--- Selected excerpt Enclosed Below ---

January: Rang in 2007 with Guitar Hero and Guitar Hero II. Inherited a massive load of books, some antique. Was forced into getting a MySpace account.
February: Had some interesting health issues, somewhat ameliorated by the fact that I had taught my cat, Pouncer, the command "back rubs." I knew there had to be a way to put that kneading behavior to good use!
March: Tried out SingStar in an attempt to break the Guitar Hero habit with something stronger. Didn't work. Acted as Mom's lovely assistant at the Psychic Fair again. This time I didn't buy silks, velvets, or even beads. Go, me!
April: Got what I thought was a stomach flu, and stupidly, did not immediately see the GI doc. Dad made multiple attempts to get a passport for his Alaskan cruise. Hilarity ensued.
May: The aforementioned stomach flu ended up putting me in the hospital, wherein I was dosed with Phenergan, Dilaudid, and other sundry goop for a week or so. Luckily, the hospital had wireless Internet, so that I could amuse my friends and co-workers by sending them stoned-out-of-my-mind emails.
June: Mom and Dad finally got to take their Alaskan cruise. Stressedoutwomen.com was born. Participated in BLITEOTW. Sort of.
July: LOLtheist.com was born. My attempts to get my free address labels from the DAV continued in futility.
August: Glamguns.com was born. I finally get to meet il31415li, with whom I've been corresponding for a year or so. He was passing through on the way to Burning Man.
September: il31415li becomes a longer-term house guest as Charlie and I kinda like having him around and can use someone to help with the chores. Indentured servitude FTW! Charlie and he have an adventure attempting to convert a horse trailer to a motorcycle trailer. We discover that tape measures are for sissies, and that there's no limit to the things you can do with a Sawzall and a welding rig. Charlie sends "Secrets of a Gay Marine Porn Star" and " Masculine Marine: Homoeroticism in the U.S. Marine Corps" to our nephew undergoing Marine Basic Training. Charlie is also forced into creating a MySpace account.

--- End of Enclosed Selected excerpt ---
--- Listed records Enclosed Below ---

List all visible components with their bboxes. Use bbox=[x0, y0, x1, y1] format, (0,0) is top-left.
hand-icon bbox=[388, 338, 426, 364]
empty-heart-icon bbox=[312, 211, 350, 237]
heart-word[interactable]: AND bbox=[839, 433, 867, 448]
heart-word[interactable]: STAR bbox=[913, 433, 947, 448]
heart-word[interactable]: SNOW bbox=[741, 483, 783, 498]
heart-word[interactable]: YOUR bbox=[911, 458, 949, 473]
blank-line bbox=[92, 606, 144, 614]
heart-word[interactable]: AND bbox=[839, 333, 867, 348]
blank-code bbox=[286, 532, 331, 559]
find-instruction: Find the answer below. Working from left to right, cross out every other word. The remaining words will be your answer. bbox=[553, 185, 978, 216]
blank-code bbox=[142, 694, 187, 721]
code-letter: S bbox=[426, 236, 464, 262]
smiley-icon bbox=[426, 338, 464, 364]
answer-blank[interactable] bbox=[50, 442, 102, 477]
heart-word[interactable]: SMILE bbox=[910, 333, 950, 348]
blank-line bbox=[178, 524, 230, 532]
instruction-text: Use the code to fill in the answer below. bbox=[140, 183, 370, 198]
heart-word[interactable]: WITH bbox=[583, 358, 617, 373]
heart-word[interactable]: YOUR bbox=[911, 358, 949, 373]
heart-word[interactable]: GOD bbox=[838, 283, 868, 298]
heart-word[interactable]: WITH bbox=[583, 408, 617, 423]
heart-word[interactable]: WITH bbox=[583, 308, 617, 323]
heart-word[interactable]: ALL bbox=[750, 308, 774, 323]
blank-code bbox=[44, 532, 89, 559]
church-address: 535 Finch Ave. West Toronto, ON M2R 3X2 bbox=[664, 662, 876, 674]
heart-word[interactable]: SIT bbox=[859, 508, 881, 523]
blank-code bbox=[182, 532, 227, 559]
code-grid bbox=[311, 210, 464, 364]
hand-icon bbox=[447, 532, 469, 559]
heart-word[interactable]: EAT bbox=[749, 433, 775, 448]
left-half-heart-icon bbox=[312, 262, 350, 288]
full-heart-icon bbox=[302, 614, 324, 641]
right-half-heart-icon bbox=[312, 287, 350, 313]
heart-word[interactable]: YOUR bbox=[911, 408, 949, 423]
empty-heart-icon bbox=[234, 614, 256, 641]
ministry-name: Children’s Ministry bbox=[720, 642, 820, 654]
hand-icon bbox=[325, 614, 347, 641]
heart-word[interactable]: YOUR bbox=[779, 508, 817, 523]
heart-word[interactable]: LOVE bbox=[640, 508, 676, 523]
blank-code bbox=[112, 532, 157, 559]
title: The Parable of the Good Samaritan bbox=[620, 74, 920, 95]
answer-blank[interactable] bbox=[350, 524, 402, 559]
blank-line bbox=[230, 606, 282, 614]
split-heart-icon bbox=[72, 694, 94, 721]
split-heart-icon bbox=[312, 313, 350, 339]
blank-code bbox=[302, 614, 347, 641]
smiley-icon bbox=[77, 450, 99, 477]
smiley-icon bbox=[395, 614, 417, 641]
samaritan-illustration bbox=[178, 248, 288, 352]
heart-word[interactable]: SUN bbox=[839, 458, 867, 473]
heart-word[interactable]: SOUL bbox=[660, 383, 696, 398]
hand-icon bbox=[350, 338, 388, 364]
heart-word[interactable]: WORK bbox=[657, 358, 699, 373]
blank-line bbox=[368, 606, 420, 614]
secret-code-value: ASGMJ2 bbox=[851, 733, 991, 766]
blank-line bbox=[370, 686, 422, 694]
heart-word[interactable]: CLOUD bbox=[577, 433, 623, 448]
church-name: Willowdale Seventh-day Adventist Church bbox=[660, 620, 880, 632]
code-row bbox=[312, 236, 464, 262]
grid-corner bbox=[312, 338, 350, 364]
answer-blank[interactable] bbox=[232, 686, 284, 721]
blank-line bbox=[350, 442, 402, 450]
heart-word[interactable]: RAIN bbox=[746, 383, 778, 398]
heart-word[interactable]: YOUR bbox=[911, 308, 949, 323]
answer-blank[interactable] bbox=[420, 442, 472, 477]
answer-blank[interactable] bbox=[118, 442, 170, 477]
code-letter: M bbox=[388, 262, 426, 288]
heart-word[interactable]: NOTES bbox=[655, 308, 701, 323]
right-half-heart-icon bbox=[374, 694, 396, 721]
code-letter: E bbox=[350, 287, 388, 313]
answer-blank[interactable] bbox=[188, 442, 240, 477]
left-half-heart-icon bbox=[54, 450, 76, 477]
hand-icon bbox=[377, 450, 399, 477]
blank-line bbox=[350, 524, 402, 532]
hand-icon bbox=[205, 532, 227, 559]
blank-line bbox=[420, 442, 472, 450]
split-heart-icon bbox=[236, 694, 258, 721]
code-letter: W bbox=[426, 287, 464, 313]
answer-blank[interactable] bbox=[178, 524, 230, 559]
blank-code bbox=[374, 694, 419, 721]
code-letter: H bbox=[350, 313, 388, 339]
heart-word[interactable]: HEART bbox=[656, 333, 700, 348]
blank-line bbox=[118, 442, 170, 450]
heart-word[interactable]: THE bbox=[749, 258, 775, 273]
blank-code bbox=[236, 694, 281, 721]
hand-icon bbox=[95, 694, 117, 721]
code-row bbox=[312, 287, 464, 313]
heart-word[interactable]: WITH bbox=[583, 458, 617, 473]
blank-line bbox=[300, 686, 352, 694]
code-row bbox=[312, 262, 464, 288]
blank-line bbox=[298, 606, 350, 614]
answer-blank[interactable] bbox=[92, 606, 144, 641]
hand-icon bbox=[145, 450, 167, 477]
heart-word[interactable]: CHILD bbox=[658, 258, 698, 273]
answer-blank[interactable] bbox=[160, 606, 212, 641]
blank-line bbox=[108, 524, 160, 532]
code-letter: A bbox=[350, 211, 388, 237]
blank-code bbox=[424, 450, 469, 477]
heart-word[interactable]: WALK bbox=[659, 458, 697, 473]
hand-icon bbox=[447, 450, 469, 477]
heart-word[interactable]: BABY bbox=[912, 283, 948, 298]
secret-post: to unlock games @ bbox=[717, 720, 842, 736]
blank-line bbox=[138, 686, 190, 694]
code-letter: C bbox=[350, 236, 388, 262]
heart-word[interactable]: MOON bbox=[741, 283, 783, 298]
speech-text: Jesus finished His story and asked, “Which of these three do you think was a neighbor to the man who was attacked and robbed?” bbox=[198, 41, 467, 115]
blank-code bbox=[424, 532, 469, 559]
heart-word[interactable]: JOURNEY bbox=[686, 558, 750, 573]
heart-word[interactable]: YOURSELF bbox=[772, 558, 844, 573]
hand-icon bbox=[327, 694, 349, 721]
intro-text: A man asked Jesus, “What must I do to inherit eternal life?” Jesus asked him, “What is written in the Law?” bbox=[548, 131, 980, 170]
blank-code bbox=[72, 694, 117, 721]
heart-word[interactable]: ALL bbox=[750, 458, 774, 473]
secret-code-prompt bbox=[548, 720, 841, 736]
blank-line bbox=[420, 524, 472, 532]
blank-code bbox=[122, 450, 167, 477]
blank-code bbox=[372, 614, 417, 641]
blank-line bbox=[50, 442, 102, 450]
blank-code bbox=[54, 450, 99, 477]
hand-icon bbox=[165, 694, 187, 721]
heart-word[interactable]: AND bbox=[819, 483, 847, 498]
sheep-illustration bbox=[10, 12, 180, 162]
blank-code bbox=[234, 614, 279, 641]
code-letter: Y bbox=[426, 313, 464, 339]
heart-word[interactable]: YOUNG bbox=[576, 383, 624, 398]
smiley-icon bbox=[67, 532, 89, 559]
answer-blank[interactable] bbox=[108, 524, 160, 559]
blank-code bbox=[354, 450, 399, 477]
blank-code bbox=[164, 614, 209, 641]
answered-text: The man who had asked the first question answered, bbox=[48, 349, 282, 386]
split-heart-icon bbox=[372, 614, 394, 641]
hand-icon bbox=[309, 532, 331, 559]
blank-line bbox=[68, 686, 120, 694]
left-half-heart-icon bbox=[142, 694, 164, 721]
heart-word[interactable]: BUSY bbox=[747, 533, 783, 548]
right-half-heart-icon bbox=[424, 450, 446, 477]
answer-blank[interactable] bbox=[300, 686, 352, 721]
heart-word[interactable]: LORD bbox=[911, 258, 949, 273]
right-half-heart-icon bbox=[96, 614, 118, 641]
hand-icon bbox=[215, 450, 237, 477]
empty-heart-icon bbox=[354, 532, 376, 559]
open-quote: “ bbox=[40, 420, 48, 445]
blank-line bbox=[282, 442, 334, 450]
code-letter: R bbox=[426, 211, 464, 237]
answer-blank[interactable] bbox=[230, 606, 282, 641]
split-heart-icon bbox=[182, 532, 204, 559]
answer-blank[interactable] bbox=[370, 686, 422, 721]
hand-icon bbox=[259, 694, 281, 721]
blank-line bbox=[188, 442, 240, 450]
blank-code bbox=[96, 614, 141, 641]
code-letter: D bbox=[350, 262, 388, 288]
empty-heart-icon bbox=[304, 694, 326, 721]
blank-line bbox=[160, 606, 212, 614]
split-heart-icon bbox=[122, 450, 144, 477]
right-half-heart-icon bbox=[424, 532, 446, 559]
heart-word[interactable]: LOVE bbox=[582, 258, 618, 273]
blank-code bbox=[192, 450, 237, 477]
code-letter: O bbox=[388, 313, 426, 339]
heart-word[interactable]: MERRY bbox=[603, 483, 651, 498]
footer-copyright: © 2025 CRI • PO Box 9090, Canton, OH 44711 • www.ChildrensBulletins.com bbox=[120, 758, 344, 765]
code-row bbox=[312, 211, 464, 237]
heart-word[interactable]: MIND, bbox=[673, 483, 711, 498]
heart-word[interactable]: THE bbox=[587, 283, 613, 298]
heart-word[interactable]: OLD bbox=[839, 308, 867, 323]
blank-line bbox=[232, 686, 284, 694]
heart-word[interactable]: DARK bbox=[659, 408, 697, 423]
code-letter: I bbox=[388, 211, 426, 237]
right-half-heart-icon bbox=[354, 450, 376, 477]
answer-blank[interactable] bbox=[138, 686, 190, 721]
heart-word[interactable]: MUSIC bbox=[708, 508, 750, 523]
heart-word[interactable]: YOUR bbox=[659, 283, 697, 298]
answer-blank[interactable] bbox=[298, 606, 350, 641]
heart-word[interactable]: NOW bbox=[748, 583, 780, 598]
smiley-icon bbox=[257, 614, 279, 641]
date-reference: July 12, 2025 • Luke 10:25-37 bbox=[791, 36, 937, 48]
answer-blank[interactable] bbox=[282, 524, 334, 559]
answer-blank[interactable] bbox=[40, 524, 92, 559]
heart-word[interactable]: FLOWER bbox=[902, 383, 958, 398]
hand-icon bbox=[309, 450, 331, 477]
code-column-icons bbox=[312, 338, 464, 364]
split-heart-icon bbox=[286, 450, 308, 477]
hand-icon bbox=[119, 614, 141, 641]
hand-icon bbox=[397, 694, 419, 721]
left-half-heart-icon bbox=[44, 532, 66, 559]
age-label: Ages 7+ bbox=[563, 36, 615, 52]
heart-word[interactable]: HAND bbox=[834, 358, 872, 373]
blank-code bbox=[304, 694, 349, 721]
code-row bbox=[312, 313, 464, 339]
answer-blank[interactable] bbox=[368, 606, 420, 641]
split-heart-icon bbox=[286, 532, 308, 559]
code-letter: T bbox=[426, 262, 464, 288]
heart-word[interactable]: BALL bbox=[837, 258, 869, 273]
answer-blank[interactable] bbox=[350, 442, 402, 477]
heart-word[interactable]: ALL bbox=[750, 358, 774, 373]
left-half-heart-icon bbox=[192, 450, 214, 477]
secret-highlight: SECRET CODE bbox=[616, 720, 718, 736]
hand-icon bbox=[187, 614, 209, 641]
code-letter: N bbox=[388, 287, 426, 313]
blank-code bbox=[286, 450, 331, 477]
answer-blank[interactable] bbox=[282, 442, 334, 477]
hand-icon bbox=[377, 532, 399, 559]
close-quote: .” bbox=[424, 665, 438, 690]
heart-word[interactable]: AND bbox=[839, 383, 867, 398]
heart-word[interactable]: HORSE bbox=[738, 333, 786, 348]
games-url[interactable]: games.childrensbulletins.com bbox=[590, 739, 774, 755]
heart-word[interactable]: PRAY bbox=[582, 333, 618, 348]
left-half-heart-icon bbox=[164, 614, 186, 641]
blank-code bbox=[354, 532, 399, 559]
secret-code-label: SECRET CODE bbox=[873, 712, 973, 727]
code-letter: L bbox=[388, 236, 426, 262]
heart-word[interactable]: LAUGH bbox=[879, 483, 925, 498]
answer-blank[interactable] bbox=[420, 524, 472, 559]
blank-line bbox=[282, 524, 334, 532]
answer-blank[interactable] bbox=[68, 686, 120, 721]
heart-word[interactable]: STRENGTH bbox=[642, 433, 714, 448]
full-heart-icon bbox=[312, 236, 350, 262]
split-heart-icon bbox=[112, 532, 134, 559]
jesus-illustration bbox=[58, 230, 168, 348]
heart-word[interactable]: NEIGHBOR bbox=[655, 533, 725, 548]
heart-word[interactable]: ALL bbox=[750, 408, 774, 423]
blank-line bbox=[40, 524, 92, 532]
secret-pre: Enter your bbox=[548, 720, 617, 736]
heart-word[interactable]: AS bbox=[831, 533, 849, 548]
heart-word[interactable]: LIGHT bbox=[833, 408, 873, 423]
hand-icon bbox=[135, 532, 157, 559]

--- End of Enclosed Listed records ---

**Work instruction A**
Answer these questions about the month-by-month recap of the year:
(i) What command did the writer teach the cat Pouncer?
(ii) Which website was born in July?
(iii) Where was il31415li headed when passing through in August?
**Work instruction B**
Translate this sentence from the month-by-month recap into Spanish: "Mom and Dad finally got to take their Alaskan cruise."

**Exercise output A**
(i) "Back rubs."
(ii) LOLtheist.com.
(iii) Burning Man.

**Exercise output B**
Mamá y papá por fin pudieron hacer su crucero por Alaska.